• **Stored dataset items**
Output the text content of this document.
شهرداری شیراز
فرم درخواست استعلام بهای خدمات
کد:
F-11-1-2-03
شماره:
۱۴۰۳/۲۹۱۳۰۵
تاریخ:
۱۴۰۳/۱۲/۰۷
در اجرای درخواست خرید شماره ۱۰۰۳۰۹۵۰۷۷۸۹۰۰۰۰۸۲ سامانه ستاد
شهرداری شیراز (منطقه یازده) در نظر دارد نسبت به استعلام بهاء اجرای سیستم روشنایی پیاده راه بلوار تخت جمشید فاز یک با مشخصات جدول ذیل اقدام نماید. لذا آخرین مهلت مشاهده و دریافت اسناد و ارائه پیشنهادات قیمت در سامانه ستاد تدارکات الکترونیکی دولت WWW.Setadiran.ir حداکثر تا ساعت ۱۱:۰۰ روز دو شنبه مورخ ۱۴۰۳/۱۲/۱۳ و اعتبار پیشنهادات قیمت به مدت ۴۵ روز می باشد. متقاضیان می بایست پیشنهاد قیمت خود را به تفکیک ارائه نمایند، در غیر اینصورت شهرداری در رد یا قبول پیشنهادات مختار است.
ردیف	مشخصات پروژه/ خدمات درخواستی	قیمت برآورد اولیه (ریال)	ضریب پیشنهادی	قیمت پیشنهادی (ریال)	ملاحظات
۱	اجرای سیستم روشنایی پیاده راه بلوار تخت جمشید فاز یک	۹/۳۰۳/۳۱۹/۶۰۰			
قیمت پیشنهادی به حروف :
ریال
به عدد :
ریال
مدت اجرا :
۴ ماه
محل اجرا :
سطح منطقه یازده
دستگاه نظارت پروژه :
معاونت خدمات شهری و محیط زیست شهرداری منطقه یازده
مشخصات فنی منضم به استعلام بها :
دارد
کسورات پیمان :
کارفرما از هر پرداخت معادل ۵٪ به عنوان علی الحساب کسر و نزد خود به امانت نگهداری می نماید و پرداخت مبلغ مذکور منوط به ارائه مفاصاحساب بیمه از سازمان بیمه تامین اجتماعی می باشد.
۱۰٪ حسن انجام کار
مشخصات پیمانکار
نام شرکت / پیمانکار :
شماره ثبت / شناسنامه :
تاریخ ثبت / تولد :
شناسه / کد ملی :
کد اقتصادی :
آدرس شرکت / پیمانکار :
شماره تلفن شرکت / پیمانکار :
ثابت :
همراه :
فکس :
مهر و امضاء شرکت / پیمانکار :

• **Required task**
Repeat the entries above exactly, leaving nothing out.

• **Right answer**
Output the text content of this document.
شهرداری شیراز
فرم درخواست استعلام بهای خدمات
کد:
F-11-1-2-03
شماره:
۱۴۰۳/۲۹۱۳۰۵
تاریخ:
۱۴۰۳/۱۲/۰۷
در اجرای درخواست خرید شماره ۱۰۰۳۰۹۵۰۷۷۸۹۰۰۰۰۸۲ سامانه ستاد
شهرداری شیراز (منطقه یازده) در نظر دارد نسبت به استعلام بهاء اجرای سیستم روشنایی پیاده راه بلوار تخت جمشید فاز یک با مشخصات جدول ذیل اقدام نماید. لذا آخرین مهلت مشاهده و دریافت اسناد و ارائه پیشنهادات قیمت در سامانه ستاد تدارکات الکترونیکی دولت WWW.Setadiran.ir حداکثر تا ساعت ۱۱:۰۰ روز دو شنبه مورخ ۱۴۰۳/۱۲/۱۳ و اعتبار پیشنهادات قیمت به مدت ۴۵ روز می باشد. متقاضیان می بایست پیشنهاد قیمت خود را به تفکیک ارائه نمایند، در غیر اینصورت شهرداری در رد یا قبول پیشنهادات مختار است.
ردیف	مشخصات پروژه/ خدمات درخواستی	قیمت برآورد اولیه (ریال)	ضریب پیشنهادی	قیمت پیشنهادی (ریال)	ملاحظات
۱	اجرای سیستم روشنایی پیاده راه بلوار تخت جمشید فاز یک	۹/۳۰۳/۳۱۹/۶۰۰			
قیمت پیشنهادی به حروف :
ریال
به عدد :
ریال
مدت اجرا :
۴ ماه
محل اجرا :
سطح منطقه یازده
دستگاه نظارت پروژه :
معاونت خدمات شهری و محیط زیست شهرداری منطقه یازده
مشخصات فنی منضم به استعلام بها :
دارد
کسورات پیمان :
کارفرما از هر پرداخت معادل ۵٪ به عنوان علی الحساب کسر و نزد خود به امانت نگهداری می نماید و پرداخت مبلغ مذکور منوط به ارائه مفاصاحساب بیمه از سازمان بیمه تامین اجتماعی می باشد.
۱۰٪ حسن انجام کار
مشخصات پیمانکار
نام شرکت / پیمانکار :
شماره ثبت / شناسنامه :
تاریخ ثبت / تولد :
شناسه / کد ملی :
کد اقتصادی :
آدرس شرکت / پیمانکار :
شماره تلفن شرکت / پیمانکار :
ثابت :
همراه :
فکس :
مهر و امضاء شرکت / پیمانکار :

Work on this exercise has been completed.